List as numbered items the lines between the one holding "range-button-1y[interactable]: 1Y —" and the one holding "y-tick-label: 20% — [739, 189, 760, 201]", inclusive, leaving out any blank lines.

— BEGIN Task inputs —

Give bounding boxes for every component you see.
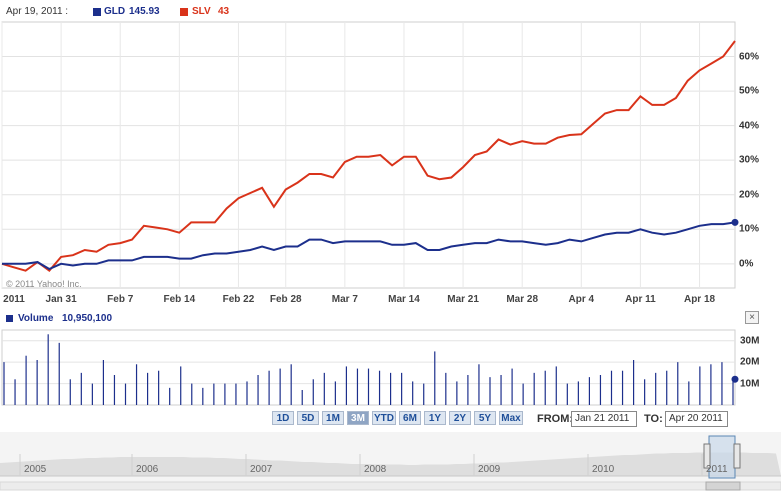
range-button-1y[interactable]: 1Y — [424, 411, 446, 425]
volume-end-marker — [731, 375, 739, 383]
y-tick-label: 10% — [739, 223, 760, 235]
navigator-year-label: 2005 — [24, 464, 47, 475]
slv-color-swatch — [180, 8, 188, 16]
x-tick-label: Apr 18 — [683, 294, 716, 305]
x-tick-label: Feb 28 — [269, 294, 302, 305]
y-tick-label: 20% — [739, 189, 760, 201]
range-button-3m[interactable]: 3M — [347, 411, 369, 425]
range-button-ytd[interactable]: YTD — [372, 411, 396, 425]
navigator-right-handle[interactable] — [733, 443, 741, 469]
volume-label: Volume — [18, 313, 54, 324]
slv-legend-value: 43 — [218, 6, 230, 17]
range-button-2y[interactable]: 2Y — [449, 411, 471, 425]
range-button-5d[interactable]: 5D — [297, 411, 319, 425]
x-tick-label: Feb 14 — [163, 294, 196, 305]
x-tick-label: Apr 4 — [568, 294, 595, 305]
volume-color-swatch — [6, 315, 13, 322]
from-date-input[interactable]: Jan 21 2011 — [571, 411, 637, 427]
from-label: FROM: — [537, 413, 574, 425]
navigator-left-handle[interactable] — [703, 443, 711, 469]
x-axis: 2011 Jan 31 Feb 7 Feb 14 Feb 22 Feb 28 Mar 7 Ma… — [0, 290, 781, 308]
volume-value: 10,950,100 — [62, 313, 113, 324]
gld-legend-label: GLD — [104, 6, 126, 17]
navigator-year-label: 2007 — [250, 464, 273, 475]
x-tick-label: Apr 11 — [625, 294, 656, 305]
navigator-scrollbar[interactable] — [0, 481, 781, 491]
volume-tick-label: 10M — [740, 378, 760, 390]
y-tick-label: 50% — [739, 85, 760, 97]
navigator-year-label: 2011 — [706, 464, 728, 475]
copyright-text: © 2011 Yahoo! Inc. — [6, 279, 82, 289]
x-tick-label: Mar 14 — [388, 294, 420, 305]
y-tick-label: 40% — [739, 120, 760, 132]
x-tick-label: Mar 28 — [506, 294, 539, 305]
legend-date: Apr 19, 2011 : — [6, 6, 69, 17]
plot-area — [1, 21, 736, 289]
volume-tick-label: 30M — [740, 335, 760, 347]
navigator-area — [0, 452, 781, 476]
chart-legend: Apr 19, 2011 : GLD 145.93 SLV 43 — [0, 0, 781, 22]
x-tick-label: Feb 22 — [222, 294, 255, 305]
volume-tick-label: 20M — [740, 356, 760, 368]
range-button-6m[interactable]: 6M — [399, 411, 421, 425]
x-tick-label: Mar 7 — [331, 294, 358, 305]
x-tick-label: Jan 31 — [45, 294, 77, 305]
range-button-max[interactable]: Max — [499, 411, 523, 425]
navigator-year-label: 2006 — [136, 464, 159, 475]
close-volume-button[interactable]: × — [745, 311, 759, 324]
slv-series-line — [1, 40, 736, 273]
range-button-1m[interactable]: 1M — [322, 411, 344, 425]
y-tick-label: 60% — [739, 51, 760, 63]
x-tick-label: 2011 — [3, 294, 25, 305]
slv-legend-label: SLV — [192, 6, 211, 17]
gld-end-marker — [731, 218, 739, 226]
y-tick-label: 30% — [739, 154, 760, 166]
range-button-5y[interactable]: 5Y — [474, 411, 496, 425]
price-chart[interactable] — [0, 20, 781, 290]
gld-legend-value: 145.93 — [129, 6, 160, 17]
navigator-year-label: 2010 — [592, 464, 615, 475]
navigator-scroll-thumb[interactable] — [705, 481, 741, 491]
x-tick-label: Feb 7 — [107, 294, 134, 305]
volume-chart — [1, 329, 739, 406]
volume-header: Volume 10,950,100 — [0, 309, 781, 327]
x-tick-label: Mar 21 — [447, 294, 479, 305]
to-date-input[interactable]: Apr 20 2011 — [665, 411, 728, 427]
gld-series-line — [2, 221, 736, 271]
timeline-navigator[interactable] — [0, 432, 781, 492]
to-label: TO: — [644, 413, 663, 425]
gld-color-swatch — [93, 8, 101, 16]
range-button-1d[interactable]: 1D — [272, 411, 294, 425]
navigator-year-label: 2009 — [478, 464, 501, 475]
y-tick-label: 0% — [739, 258, 754, 270]
navigator-year-label: 2008 — [364, 464, 387, 475]
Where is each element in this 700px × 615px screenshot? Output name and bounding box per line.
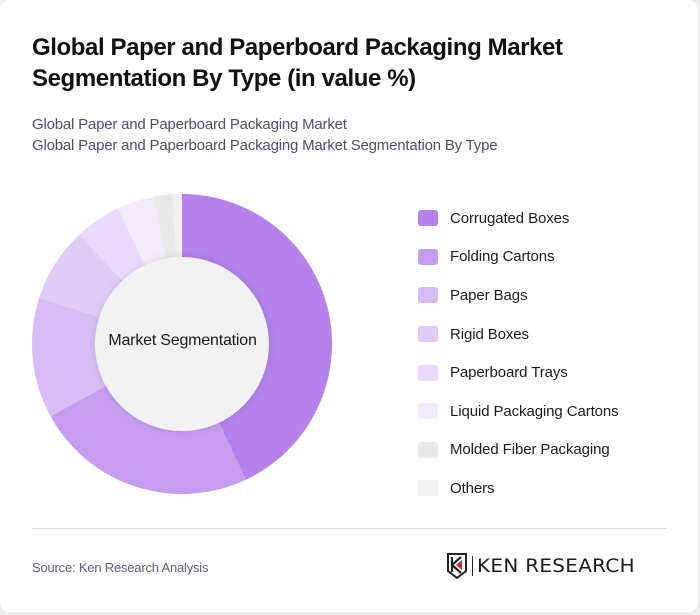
legend-swatch [418,248,438,265]
legend-label: Molded Fiber Packaging [450,441,610,459]
donut-center-label: Market Segmentation [108,332,257,349]
legend-label: Others [450,479,495,497]
donut-chart [32,194,332,495]
chart-subtitle: Global Paper and Paperboard Packaging Ma… [32,114,498,156]
footer-divider [32,528,666,529]
legend-item[interactable]: Folding Cartons [418,238,619,277]
legend-swatch [418,326,438,343]
legend-swatch [418,441,438,458]
legend-item[interactable]: Molded Fiber Packaging [418,431,619,470]
logo-divider [472,556,473,576]
legend-item[interactable]: Others [418,469,619,508]
legend-swatch [418,480,438,497]
legend-swatch [418,287,438,304]
legend-label: Corrugated Boxes [450,209,570,227]
ken-shield-icon [447,553,467,579]
legend-item[interactable]: Paper Bags [418,276,619,315]
legend-item[interactable]: Paperboard Trays [418,353,619,392]
source-note: Source: Ken Research Analysis [32,560,209,575]
legend-swatch [418,364,438,381]
legend-label: Liquid Packaging Cartons [450,402,619,420]
subtitle-line-1: Global Paper and Paperboard Packaging Ma… [32,116,347,133]
legend-label: Folding Cartons [450,248,555,266]
donut-hole [95,257,269,431]
chart-title: Global Paper and Paperboard Packaging Ma… [32,34,563,92]
legend-item[interactable]: Liquid Packaging Cartons [418,392,619,431]
legend-label: Rigid Boxes [450,325,529,343]
logo-text: KEN RESEARCH [477,555,635,577]
legend-item[interactable]: Corrugated Boxes [418,199,619,238]
legend-swatch [418,403,438,420]
legend-swatch [418,210,438,227]
chart-legend: Corrugated Boxes Folding Cartons Paper B… [418,199,619,508]
legend-item[interactable]: Rigid Boxes [418,315,619,354]
ken-research-logo: KEN RESEARCH [447,553,635,579]
subtitle-line-2: Global Paper and Paperboard Packaging Ma… [32,137,498,154]
legend-label: Paper Bags [450,286,528,304]
legend-label: Paperboard Trays [450,364,568,382]
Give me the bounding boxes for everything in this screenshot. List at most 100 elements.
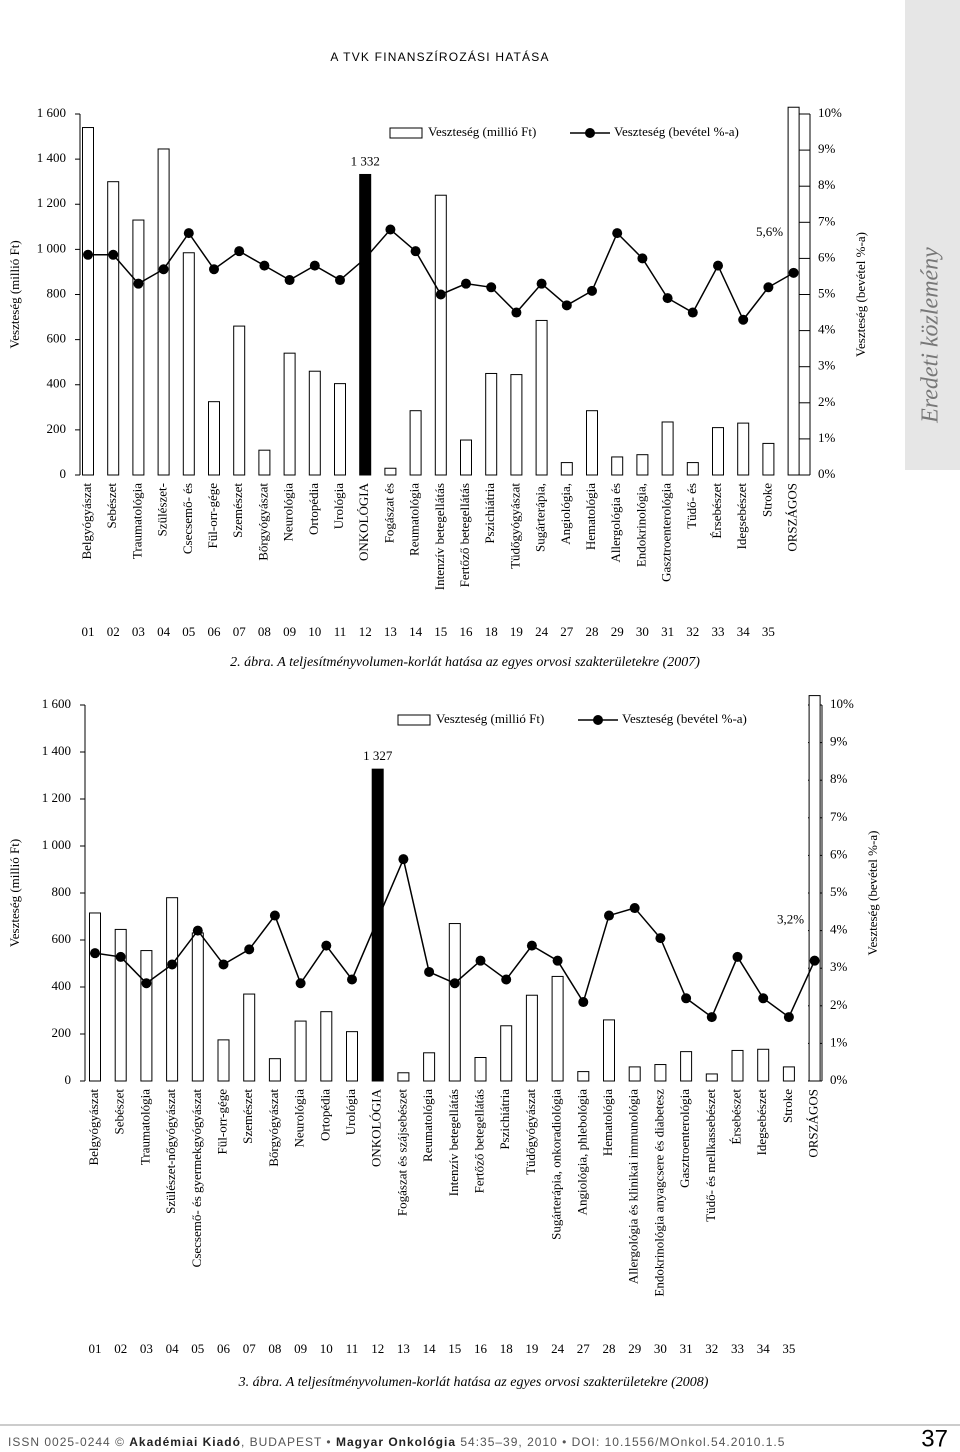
page-number: 37	[921, 1425, 948, 1452]
category-code: 33	[712, 624, 725, 639]
line-point	[662, 293, 673, 304]
line-point	[501, 974, 512, 985]
category-label: Csecsemő- és	[180, 483, 195, 554]
category-code: 01	[89, 1341, 102, 1356]
category-code: 18	[500, 1341, 513, 1356]
category-code: 33	[731, 1341, 744, 1356]
bar	[712, 427, 724, 476]
category-code: 07	[233, 624, 247, 639]
y2-tick-label: 8%	[818, 177, 836, 192]
y-tick-label: 1 600	[42, 696, 71, 711]
line-point	[687, 307, 698, 318]
bar	[731, 1049, 744, 1082]
category-code: 10	[308, 624, 321, 639]
line-point	[372, 914, 383, 925]
line-point	[183, 228, 194, 239]
category-code: 24	[551, 1341, 565, 1356]
bar	[82, 127, 94, 476]
category-code: 27	[560, 624, 574, 639]
category-code: 24	[535, 624, 549, 639]
category-code: 05	[182, 624, 195, 639]
category-label: Tüdőgyógyászat	[523, 1089, 538, 1175]
bar	[397, 1072, 410, 1082]
footer: ISSN 0025-0244 © Akadémiai Kiadó, BUDAPE…	[8, 1435, 785, 1449]
category-code: 12	[359, 624, 372, 639]
line-point	[681, 993, 692, 1004]
category-label: Reumatológia	[407, 483, 422, 556]
legend-marker	[593, 715, 603, 725]
bar	[294, 1020, 307, 1082]
category-label: Endokrinológia anyagcsere és diabetesz	[651, 1089, 666, 1297]
category-code: 02	[114, 1341, 127, 1356]
category-label: Urológia	[331, 483, 346, 529]
bar	[434, 194, 447, 476]
line-point	[209, 264, 219, 275]
y2-tick-label: 9%	[818, 141, 836, 156]
category-code: 04	[157, 624, 171, 639]
category-label: Neurológia	[281, 483, 296, 542]
category-label: ORSZÁGOS	[785, 483, 800, 552]
bar	[808, 695, 821, 1082]
category-label: Szemészet	[230, 483, 245, 538]
y2-axis-title: Veszteség (bevétel %-a)	[853, 232, 868, 357]
category-code: 28	[603, 1341, 616, 1356]
y2-tick-label: 3%	[830, 959, 848, 974]
bar	[89, 912, 101, 1082]
bar	[485, 372, 498, 476]
category-code: 08	[258, 624, 271, 639]
category-code: 31	[661, 624, 674, 639]
y-tick-label: 0	[60, 466, 67, 481]
bar	[268, 1058, 281, 1082]
category-code: 11	[334, 624, 347, 639]
line-point	[424, 966, 435, 977]
category-code: 29	[611, 624, 624, 639]
category-label: Fogászat és	[381, 483, 396, 543]
bar	[787, 106, 800, 476]
footer-publisher: Akadémiai Kiadó	[129, 1435, 241, 1449]
category-label: Ortopédia	[306, 483, 321, 535]
y-tick-label: 400	[47, 376, 67, 391]
category-code: 04	[166, 1341, 180, 1356]
line-point	[218, 959, 229, 970]
category-code: 16	[474, 1341, 488, 1356]
y2-tick-label: 5%	[830, 884, 848, 899]
category-label: Traumatológia	[137, 1089, 152, 1165]
y2-tick-label: 10%	[830, 696, 854, 711]
category-code: 09	[294, 1341, 307, 1356]
category-code: 06	[208, 624, 222, 639]
legend-label: Veszteség (bevétel %-a)	[614, 124, 739, 139]
bar	[757, 1048, 770, 1082]
category-label: Sebészet	[112, 1089, 127, 1135]
category-label: Tüdőgyógyászat	[507, 483, 522, 569]
category-label: Gasztroenterológia	[677, 1089, 692, 1188]
y2-tick-label: 8%	[830, 771, 848, 786]
section-label: Eredeti közlemény	[918, 247, 944, 424]
category-label: Traumatológia	[129, 483, 144, 559]
category-code: 35	[782, 1341, 795, 1356]
line-point	[385, 224, 396, 235]
bar	[114, 928, 127, 1082]
category-label: Szülészet-	[155, 483, 170, 536]
bar	[705, 1073, 718, 1082]
bar	[636, 454, 649, 476]
y-tick-label: 400	[52, 978, 72, 993]
y-tick-label: 1 200	[42, 790, 71, 805]
footer-city: , BUDAPEST •	[241, 1435, 332, 1449]
line-point	[449, 978, 460, 989]
category-label: ONKOLÓGIA	[356, 482, 371, 561]
y-tick-label: 200	[52, 1025, 72, 1040]
y-tick-label: 200	[47, 421, 67, 436]
bar	[603, 1019, 615, 1082]
y2-tick-label: 0%	[818, 466, 836, 481]
category-code: 19	[510, 624, 523, 639]
line-point	[360, 253, 371, 264]
category-label: Fogászat és szájsebészet	[394, 1089, 409, 1216]
line-point	[259, 260, 270, 271]
bar	[208, 401, 220, 476]
line-point	[706, 1012, 717, 1023]
category-label: Bőrgyógyászat	[255, 483, 270, 561]
y2-tick-label: 3%	[818, 358, 836, 373]
bar	[233, 325, 246, 476]
legend-label: Veszteség (bevétel %-a)	[622, 711, 747, 726]
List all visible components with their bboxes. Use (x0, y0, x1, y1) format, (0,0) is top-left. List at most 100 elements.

— END Task inputs —

● **Reply to the task**
1. range-button-1y[interactable]: 1Y — [424, 411, 446, 425]
2. volume-end-marker — [731, 375, 739, 383]
3. y-tick-label: 10% — [739, 223, 760, 235]
4. navigator-year-label: 2005 — [24, 464, 47, 475]
5. slv-color-swatch — [180, 8, 188, 16]
6. x-tick-label: Apr 18 — [683, 294, 716, 305]
7. x-tick-label: Feb 28 — [269, 294, 302, 305]
8. y-tick-label: 20% — [739, 189, 760, 201]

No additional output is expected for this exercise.